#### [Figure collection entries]
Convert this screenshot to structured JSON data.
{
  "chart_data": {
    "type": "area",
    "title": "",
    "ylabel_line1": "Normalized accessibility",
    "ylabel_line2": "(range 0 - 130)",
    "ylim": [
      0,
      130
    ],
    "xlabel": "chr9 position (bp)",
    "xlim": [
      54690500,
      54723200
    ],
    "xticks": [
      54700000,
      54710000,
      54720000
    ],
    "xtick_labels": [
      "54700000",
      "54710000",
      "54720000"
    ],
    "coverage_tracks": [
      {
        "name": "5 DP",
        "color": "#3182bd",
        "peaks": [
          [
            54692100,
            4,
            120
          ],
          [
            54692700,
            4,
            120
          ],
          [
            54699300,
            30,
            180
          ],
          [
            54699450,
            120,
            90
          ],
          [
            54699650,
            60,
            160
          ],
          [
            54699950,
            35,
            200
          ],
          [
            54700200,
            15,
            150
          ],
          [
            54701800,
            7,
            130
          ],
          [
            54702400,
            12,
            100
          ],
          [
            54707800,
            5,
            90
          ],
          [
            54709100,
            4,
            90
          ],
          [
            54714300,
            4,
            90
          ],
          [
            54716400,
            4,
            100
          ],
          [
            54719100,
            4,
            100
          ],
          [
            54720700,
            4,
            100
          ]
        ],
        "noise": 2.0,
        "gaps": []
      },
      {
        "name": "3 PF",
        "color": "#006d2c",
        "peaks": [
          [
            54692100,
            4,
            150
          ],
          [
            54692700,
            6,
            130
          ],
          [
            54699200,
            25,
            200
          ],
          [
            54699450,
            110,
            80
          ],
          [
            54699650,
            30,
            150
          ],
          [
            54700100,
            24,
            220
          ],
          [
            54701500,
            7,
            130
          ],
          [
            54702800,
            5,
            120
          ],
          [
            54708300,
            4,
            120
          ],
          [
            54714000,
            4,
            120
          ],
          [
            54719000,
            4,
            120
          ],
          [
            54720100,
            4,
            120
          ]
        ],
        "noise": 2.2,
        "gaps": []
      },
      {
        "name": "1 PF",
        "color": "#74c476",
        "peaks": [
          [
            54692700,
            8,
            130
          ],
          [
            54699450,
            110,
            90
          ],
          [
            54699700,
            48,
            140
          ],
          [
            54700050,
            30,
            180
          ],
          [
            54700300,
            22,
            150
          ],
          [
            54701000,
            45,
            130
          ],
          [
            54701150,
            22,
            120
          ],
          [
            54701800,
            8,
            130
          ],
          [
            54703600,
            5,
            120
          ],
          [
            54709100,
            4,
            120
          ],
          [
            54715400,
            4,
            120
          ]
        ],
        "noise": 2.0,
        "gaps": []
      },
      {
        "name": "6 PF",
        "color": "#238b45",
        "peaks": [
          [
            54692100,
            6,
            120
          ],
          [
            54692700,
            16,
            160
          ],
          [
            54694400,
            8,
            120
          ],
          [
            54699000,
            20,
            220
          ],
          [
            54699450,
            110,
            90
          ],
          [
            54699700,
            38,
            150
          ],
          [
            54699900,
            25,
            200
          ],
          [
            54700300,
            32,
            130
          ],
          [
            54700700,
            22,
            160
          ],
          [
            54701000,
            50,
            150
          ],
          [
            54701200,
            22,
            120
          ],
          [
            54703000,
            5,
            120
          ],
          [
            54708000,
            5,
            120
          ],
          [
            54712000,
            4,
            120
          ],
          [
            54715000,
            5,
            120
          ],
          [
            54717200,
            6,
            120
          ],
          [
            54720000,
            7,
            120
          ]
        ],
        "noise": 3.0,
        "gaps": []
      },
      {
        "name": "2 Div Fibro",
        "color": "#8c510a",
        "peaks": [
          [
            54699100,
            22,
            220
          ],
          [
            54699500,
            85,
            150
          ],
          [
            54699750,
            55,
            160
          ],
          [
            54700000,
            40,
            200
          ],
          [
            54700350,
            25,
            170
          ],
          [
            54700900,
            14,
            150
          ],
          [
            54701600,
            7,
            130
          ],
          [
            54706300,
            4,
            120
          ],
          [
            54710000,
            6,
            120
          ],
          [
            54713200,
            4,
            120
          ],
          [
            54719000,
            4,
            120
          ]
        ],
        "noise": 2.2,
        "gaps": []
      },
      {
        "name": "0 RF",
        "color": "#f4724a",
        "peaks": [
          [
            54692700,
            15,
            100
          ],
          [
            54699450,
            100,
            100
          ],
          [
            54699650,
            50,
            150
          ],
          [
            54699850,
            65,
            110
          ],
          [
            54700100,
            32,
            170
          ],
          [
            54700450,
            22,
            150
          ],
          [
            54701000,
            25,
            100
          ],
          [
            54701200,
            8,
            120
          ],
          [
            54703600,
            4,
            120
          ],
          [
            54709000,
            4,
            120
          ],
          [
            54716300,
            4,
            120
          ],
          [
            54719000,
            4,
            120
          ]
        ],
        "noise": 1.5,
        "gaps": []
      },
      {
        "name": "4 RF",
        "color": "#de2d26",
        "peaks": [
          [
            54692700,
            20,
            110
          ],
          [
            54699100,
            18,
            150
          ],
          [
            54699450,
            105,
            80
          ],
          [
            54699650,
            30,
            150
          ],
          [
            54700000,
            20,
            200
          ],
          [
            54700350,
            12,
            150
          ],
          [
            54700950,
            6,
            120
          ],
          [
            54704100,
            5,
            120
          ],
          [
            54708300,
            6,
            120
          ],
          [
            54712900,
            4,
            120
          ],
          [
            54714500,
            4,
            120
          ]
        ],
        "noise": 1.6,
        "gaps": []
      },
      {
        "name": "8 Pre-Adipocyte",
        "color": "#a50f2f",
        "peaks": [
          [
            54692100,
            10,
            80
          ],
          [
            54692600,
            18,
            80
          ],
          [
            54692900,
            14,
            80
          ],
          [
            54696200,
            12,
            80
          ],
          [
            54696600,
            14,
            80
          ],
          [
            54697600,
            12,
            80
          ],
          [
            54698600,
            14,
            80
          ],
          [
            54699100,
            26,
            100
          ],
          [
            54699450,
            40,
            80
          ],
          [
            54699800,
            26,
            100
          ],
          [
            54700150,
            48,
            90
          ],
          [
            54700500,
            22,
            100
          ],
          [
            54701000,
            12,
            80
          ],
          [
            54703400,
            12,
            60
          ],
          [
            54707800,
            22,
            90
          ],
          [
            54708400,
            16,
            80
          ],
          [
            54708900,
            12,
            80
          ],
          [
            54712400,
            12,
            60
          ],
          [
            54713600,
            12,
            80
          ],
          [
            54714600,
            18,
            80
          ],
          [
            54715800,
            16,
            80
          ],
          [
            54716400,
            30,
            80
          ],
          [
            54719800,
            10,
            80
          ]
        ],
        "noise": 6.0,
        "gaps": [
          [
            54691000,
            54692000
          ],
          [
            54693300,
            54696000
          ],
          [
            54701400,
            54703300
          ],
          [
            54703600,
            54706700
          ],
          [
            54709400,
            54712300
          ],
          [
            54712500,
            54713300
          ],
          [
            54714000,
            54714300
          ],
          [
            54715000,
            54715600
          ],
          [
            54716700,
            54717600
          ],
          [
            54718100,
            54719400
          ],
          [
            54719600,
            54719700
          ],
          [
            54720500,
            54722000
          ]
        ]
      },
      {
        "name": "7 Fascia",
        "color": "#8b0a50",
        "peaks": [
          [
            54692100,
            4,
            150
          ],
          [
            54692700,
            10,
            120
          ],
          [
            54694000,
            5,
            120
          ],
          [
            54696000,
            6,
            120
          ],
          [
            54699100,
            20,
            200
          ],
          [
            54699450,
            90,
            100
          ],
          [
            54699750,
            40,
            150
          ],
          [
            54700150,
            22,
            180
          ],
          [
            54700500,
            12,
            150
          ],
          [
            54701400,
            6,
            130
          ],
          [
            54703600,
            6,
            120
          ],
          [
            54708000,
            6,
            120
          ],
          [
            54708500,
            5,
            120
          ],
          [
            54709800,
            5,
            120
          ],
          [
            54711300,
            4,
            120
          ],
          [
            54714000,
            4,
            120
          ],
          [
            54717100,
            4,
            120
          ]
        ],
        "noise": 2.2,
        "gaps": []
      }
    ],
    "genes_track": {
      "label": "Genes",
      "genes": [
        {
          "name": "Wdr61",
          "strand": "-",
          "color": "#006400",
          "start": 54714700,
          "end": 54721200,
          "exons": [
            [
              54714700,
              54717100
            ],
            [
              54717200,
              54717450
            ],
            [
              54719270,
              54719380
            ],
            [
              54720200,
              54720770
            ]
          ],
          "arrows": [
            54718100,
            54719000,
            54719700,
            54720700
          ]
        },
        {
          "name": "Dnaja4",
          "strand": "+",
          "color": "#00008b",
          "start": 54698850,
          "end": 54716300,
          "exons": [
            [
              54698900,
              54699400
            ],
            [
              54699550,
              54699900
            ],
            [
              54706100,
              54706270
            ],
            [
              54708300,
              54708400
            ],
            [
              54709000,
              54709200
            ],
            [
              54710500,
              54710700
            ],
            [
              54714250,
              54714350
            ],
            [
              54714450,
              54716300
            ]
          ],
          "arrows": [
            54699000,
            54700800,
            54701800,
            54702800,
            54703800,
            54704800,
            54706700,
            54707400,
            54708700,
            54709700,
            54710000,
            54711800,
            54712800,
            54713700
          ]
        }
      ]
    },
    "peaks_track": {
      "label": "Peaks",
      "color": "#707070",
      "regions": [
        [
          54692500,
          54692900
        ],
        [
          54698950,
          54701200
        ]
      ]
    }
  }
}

#### [WHAT TO WORK ON]
Take each line above that contains "color" and copy it out.

#### [FINAL ANSWER]
        "color": "#3182bd",
        "color": "#006d2c",
        "color": "#74c476",
        "color": "#238b45",
        "color": "#8c510a",
        "color": "#f4724a",
        "color": "#de2d26",
        "color": "#a50f2f",
        "color": "#8b0a50",
          "color": "#006400",
          "color": "#00008b",
      "color": "#707070",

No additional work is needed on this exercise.